> _Problem statement_
Reproduce the listing exactly, with no pictures in your copy.

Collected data
┌──

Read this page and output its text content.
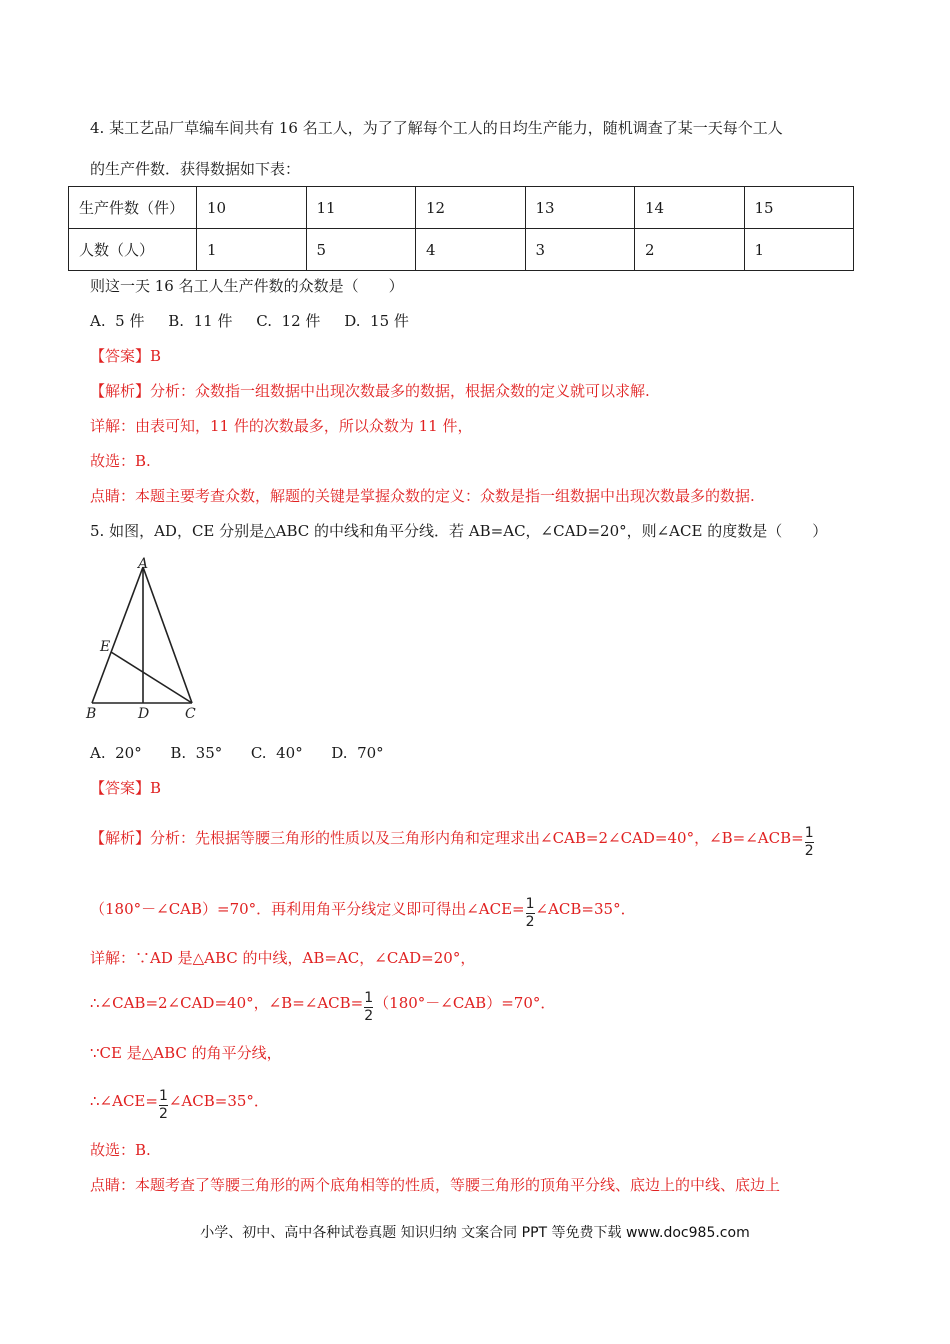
4. 某工艺品厂草编车间共有 16 名工人，为了了解每个工人的日均生产能力，随机调查了某一天每个工人
的生产件数．获得数据如下表：
生产件数（件）	10	11	12	13	14	15
人数（人）	1	5	4	3	2	1
则这一天 16 名工人生产件数的众数是（　　）
A.  5 件     B.  11 件     C.  12 件     D.  15 件
【答案】B
【解析】分析：众数指一组数据中出现次数最多的数据，根据众数的定义就可以求解.
详解：由表可知，11 件的次数最多，所以众数为 11 件，
故选：B.
点睛：本题主要考查众数，解题的关键是掌握众数的定义：众数是指一组数据中出现次数最多的数据.
5. 如图，AD，CE 分别是△ABC 的中线和角平分线．若 AB=AC，∠CAD=20°，则∠ACE 的度数是（　　）
A
B	C
D
E
A.  20°      B.  35°      C.  40°      D.  70°
【答案】B
【解析】分析：先根据等腰三角形的性质以及三角形内角和定理求出∠CAB=2∠CAD=40°，∠B=∠ACB= $\frac{1}{2}$
（180°－∠CAB）=70°．再利用角平分线定义即可得出∠ACE= $\frac{1}{2}$ ∠ACB=35°．
详解：∵AD 是△ABC 的中线，AB=AC，∠CAD=20°，
∴∠CAB=2∠CAD=40°，∠B=∠ACB= $\frac{1}{2}$ （180°－∠CAB）=70°．
∵CE 是△ABC 的角平分线，
∴∠ACE= $\frac{1}{2}$ ∠ACB=35°．
故选：B.
点睛：本题考查了等腰三角形的两个底角相等的性质，等腰三角形的顶角平分线、底边上的中线、底边上
小学、初中、高中各种试卷真题 知识归纳 文案合同 PPT 等免费下载 www.doc985.com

└──

> _Result for this exercise_
Read this page and output its text content.
4. 某工艺品厂草编车间共有 16 名工人，为了了解每个工人的日均生产能力，随机调查了某一天每个工人
的生产件数．获得数据如下表：
生产件数（件）	10	11	12	13	14	15
人数（人）	1	5	4	3	2	1
则这一天 16 名工人生产件数的众数是（　　）
A.  5 件     B.  11 件     C.  12 件     D.  15 件
【答案】B
【解析】分析：众数指一组数据中出现次数最多的数据，根据众数的定义就可以求解.
详解：由表可知，11 件的次数最多，所以众数为 11 件，
故选：B.
点睛：本题主要考查众数，解题的关键是掌握众数的定义：众数是指一组数据中出现次数最多的数据.
5. 如图，AD，CE 分别是△ABC 的中线和角平分线．若 AB=AC，∠CAD=20°，则∠ACE 的度数是（　　）
A
B	C
D
E
A.  20°      B.  35°      C.  40°      D.  70°
【答案】B
【解析】分析：先根据等腰三角形的性质以及三角形内角和定理求出∠CAB=2∠CAD=40°，∠B=∠ACB= $\frac{1}{2}$
（180°－∠CAB）=70°．再利用角平分线定义即可得出∠ACE= $\frac{1}{2}$ ∠ACB=35°．
详解：∵AD 是△ABC 的中线，AB=AC，∠CAD=20°，
∴∠CAB=2∠CAD=40°，∠B=∠ACB= $\frac{1}{2}$ （180°－∠CAB）=70°．
∵CE 是△ABC 的角平分线，
∴∠ACE= $\frac{1}{2}$ ∠ACB=35°．
故选：B.
点睛：本题考查了等腰三角形的两个底角相等的性质，等腰三角形的顶角平分线、底边上的中线、底边上
小学、初中、高中各种试卷真题 知识归纳 文案合同 PPT 等免费下载 www.doc985.com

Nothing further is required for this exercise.